> **Selected excerpt**
What the Baltic States Reveal About Capitalism, Security, and Trust | Vytautas Kuokštis

What the Baltic States Reveal About Capitalism, Security, and Trust | Vytautas Kuokštis

Tuesday, March 17, 2026
12:00 PM - 1:15 PM
(Pacific)

William J. Perry Conference Room

About the event: The Baltic states keep surprising researchers — and that is why they are worth studying. They survived the Global Financial Crisis without devaluing their currencies and recovered quickly, even though many economists expected them to fail. Estonia did better than its neighbors during that crisis, and this could not be explained by economic factors alone — political trust turned out to matter. Now, Lithuania has overtaken Estonia in per capita income, which few predicted, and which remains to be explained. The Baltic puzzles are not just regional curiosities. They point to open questions in political economy and security studies.

> **The exercise**
Copy out the Baltic states event announcement above word for word, from its title line through its final sentence.

> **Entries**

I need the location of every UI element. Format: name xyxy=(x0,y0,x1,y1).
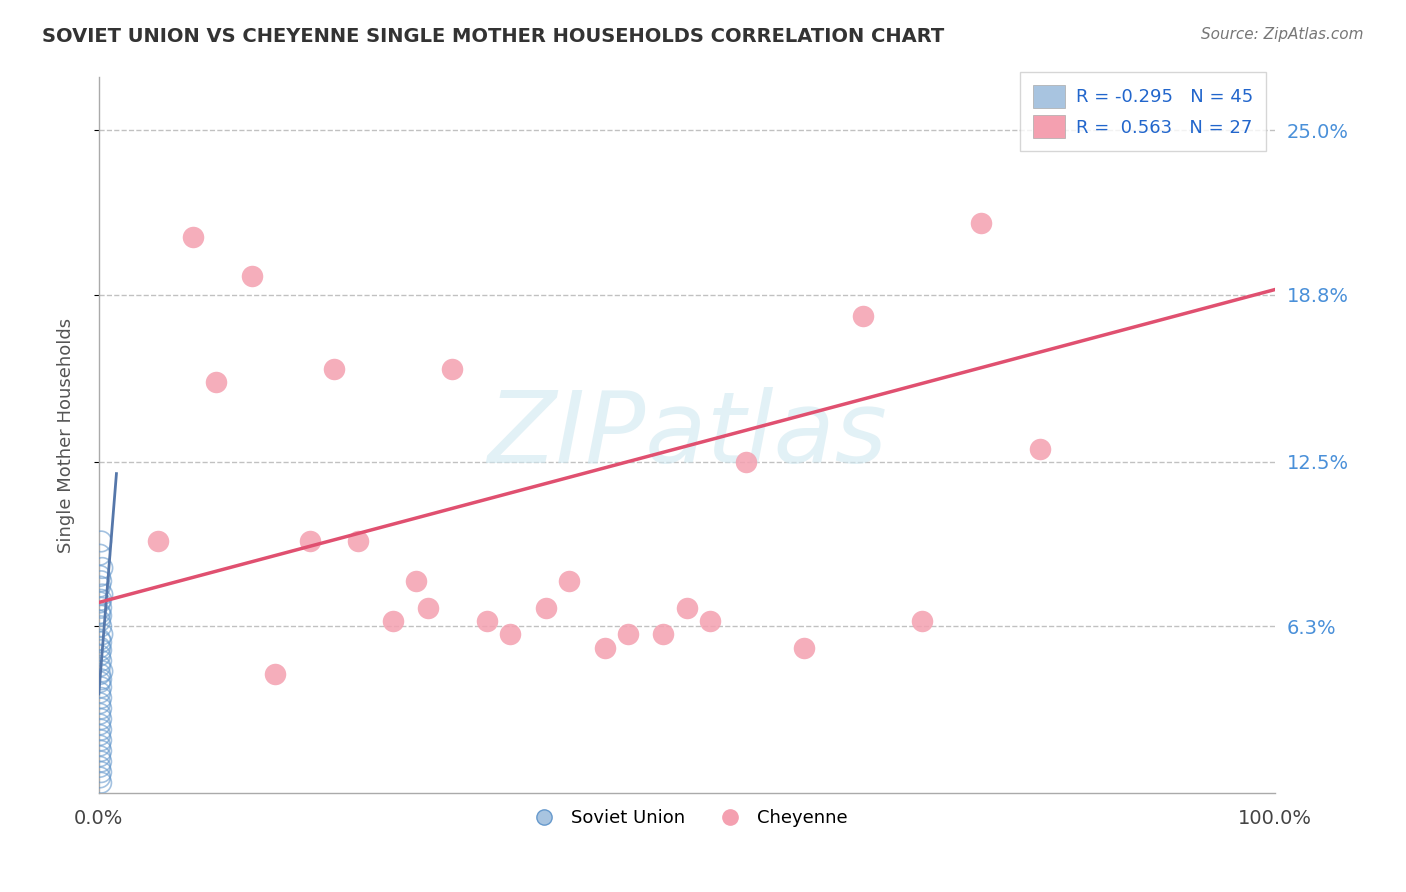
Point xyxy=(89,667,111,681)
Point xyxy=(91,627,114,641)
Point xyxy=(793,640,815,655)
Point xyxy=(416,600,439,615)
Point xyxy=(911,614,934,628)
Point xyxy=(89,749,111,764)
Point xyxy=(89,675,111,690)
Text: Source: ZipAtlas.com: Source: ZipAtlas.com xyxy=(1201,27,1364,42)
Point xyxy=(89,606,111,620)
Point xyxy=(299,534,322,549)
Point xyxy=(1028,442,1050,456)
Point xyxy=(90,643,112,657)
Point xyxy=(89,685,111,699)
Point xyxy=(91,561,114,575)
Point xyxy=(91,587,114,601)
Point xyxy=(323,362,346,376)
Legend: Soviet Union, Cheyenne: Soviet Union, Cheyenne xyxy=(519,802,855,834)
Point xyxy=(499,627,522,641)
Point xyxy=(89,760,111,774)
Point xyxy=(89,659,111,673)
Point xyxy=(205,376,228,390)
Point xyxy=(593,640,616,655)
Point xyxy=(89,569,111,583)
Point xyxy=(90,755,112,769)
Point xyxy=(405,574,427,589)
Point xyxy=(90,723,112,737)
Point xyxy=(90,619,112,633)
Point xyxy=(89,739,111,753)
Point xyxy=(617,627,640,641)
Point xyxy=(89,580,111,594)
Point xyxy=(89,614,111,628)
Point xyxy=(89,696,111,710)
Point xyxy=(91,665,114,679)
Point xyxy=(89,632,111,647)
Point xyxy=(90,712,112,726)
Point xyxy=(90,534,112,549)
Point xyxy=(181,229,204,244)
Point xyxy=(90,776,112,790)
Point xyxy=(475,614,498,628)
Y-axis label: Single Mother Households: Single Mother Households xyxy=(58,318,75,553)
Point xyxy=(381,614,404,628)
Text: SOVIET UNION VS CHEYENNE SINGLE MOTHER HOUSEHOLDS CORRELATION CHART: SOVIET UNION VS CHEYENNE SINGLE MOTHER H… xyxy=(42,27,945,45)
Point xyxy=(734,455,756,469)
Point xyxy=(852,309,875,323)
Point xyxy=(146,534,169,549)
Point xyxy=(90,681,112,695)
Point xyxy=(90,608,112,623)
Point xyxy=(240,269,263,284)
Point xyxy=(89,706,111,721)
Point xyxy=(90,574,112,589)
Point xyxy=(558,574,581,589)
Point xyxy=(90,733,112,747)
Point xyxy=(652,627,675,641)
Point xyxy=(264,667,287,681)
Point xyxy=(89,728,111,742)
Point xyxy=(89,640,111,655)
Point xyxy=(676,600,699,615)
Point xyxy=(90,765,112,780)
Point xyxy=(440,362,463,376)
Point xyxy=(699,614,721,628)
Point xyxy=(534,600,557,615)
Point xyxy=(90,635,112,649)
Point xyxy=(90,744,112,758)
Point xyxy=(90,600,112,615)
Point xyxy=(90,701,112,715)
Point xyxy=(89,595,111,609)
Point xyxy=(89,548,111,562)
Point xyxy=(89,771,111,785)
Point xyxy=(89,648,111,663)
Text: ZIPatlas: ZIPatlas xyxy=(486,387,887,483)
Point xyxy=(970,216,993,230)
Point xyxy=(89,717,111,731)
Point xyxy=(90,673,112,687)
Point xyxy=(90,690,112,705)
Point xyxy=(90,654,112,668)
Point xyxy=(90,592,112,607)
Point xyxy=(346,534,368,549)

> **Exercise response**
What the Baltic States Reveal About Capitalism, Security, and Trust | Vytautas Kuokštis

What the Baltic States Reveal About Capitalism, Security, and Trust | Vytautas Kuokštis

Tuesday, March 17, 2026
12:00 PM - 1:15 PM
(Pacific)

William J. Perry Conference Room

About the event: The Baltic states keep surprising researchers — and that is why they are worth studying. They survived the Global Financial Crisis without devaluing their currencies and recovered quickly, even though many economists expected them to fail. Estonia did better than its neighbors during that crisis, and this could not be explained by economic factors alone — political trust turned out to matter. Now, Lithuania has overtaken Estonia in per capita income, which few predicted, and which remains to be explained. The Baltic puzzles are not just regional curiosities. They point to open questions in political economy and security studies.